Problem description:
Extract each line of the records below that contains the word "using".

Stored data entries:
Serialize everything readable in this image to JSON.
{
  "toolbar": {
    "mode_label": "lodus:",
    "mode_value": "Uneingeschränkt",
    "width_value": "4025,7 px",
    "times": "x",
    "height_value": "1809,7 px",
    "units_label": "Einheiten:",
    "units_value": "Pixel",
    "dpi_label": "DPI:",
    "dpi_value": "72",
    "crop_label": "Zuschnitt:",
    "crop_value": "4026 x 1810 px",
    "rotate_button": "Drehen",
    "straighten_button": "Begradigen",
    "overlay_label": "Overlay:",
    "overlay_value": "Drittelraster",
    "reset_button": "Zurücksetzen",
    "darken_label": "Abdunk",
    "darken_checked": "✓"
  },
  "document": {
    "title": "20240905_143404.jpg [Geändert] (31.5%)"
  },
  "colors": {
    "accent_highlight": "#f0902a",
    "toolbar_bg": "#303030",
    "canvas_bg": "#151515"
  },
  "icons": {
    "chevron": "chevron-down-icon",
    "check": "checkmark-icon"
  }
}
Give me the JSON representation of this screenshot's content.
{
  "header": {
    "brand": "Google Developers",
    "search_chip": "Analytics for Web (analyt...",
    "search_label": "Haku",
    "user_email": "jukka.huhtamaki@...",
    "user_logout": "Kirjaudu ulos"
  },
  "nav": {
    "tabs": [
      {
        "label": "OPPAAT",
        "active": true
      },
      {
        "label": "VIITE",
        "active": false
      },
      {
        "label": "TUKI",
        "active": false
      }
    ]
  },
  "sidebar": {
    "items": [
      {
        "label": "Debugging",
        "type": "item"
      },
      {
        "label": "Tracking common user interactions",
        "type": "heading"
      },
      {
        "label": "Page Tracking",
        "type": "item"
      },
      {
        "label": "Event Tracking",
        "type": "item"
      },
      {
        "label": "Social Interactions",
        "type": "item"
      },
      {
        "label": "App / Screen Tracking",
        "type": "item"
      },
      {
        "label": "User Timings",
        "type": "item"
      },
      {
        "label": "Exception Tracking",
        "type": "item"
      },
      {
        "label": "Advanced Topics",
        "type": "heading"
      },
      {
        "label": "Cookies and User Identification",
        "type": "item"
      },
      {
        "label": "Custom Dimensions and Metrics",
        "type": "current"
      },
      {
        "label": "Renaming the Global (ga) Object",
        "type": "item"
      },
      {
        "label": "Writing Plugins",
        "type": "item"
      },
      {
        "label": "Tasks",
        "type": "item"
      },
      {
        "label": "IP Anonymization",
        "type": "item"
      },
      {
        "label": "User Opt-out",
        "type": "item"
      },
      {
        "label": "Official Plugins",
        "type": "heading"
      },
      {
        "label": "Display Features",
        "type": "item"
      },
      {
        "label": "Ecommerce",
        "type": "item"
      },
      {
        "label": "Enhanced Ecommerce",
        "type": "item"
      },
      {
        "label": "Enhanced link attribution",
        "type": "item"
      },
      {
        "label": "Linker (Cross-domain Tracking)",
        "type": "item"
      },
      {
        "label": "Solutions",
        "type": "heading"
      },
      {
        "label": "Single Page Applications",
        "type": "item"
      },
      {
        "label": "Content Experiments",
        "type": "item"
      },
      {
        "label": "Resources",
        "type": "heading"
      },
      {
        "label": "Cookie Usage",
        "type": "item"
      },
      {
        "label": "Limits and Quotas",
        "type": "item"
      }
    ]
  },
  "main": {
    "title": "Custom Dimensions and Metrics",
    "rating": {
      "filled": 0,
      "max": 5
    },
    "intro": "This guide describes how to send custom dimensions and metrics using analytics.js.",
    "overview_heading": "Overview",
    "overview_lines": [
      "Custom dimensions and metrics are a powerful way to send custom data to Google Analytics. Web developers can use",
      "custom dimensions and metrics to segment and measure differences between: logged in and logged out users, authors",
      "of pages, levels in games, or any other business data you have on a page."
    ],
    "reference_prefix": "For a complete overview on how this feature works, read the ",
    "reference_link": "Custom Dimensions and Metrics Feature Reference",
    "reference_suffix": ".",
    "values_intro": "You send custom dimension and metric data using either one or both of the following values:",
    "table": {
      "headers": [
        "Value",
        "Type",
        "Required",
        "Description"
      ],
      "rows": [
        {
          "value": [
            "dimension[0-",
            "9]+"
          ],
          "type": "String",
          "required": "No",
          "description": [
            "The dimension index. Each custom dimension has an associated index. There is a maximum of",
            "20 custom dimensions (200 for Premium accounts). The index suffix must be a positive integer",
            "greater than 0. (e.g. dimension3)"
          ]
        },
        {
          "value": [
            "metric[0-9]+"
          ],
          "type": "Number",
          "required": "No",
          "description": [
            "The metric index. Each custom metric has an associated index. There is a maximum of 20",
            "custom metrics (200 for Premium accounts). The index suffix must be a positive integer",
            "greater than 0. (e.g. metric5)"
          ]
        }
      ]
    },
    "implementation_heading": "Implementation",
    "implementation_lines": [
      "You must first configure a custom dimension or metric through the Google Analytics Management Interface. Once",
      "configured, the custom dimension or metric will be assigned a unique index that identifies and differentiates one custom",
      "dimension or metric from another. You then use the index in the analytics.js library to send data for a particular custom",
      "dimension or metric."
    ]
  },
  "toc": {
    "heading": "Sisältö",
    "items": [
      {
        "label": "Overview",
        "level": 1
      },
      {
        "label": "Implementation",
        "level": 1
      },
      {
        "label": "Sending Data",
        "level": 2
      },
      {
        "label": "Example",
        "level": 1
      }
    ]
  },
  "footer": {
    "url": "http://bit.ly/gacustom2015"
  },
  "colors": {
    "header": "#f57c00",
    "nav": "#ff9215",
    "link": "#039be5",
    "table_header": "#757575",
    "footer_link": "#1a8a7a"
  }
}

Solved exercise:
    "intro": "This guide describes how to send custom dimensions and metrics using analytics.js.",
    "values_intro": "You send custom dimension and metric data using either one or both of the following values:",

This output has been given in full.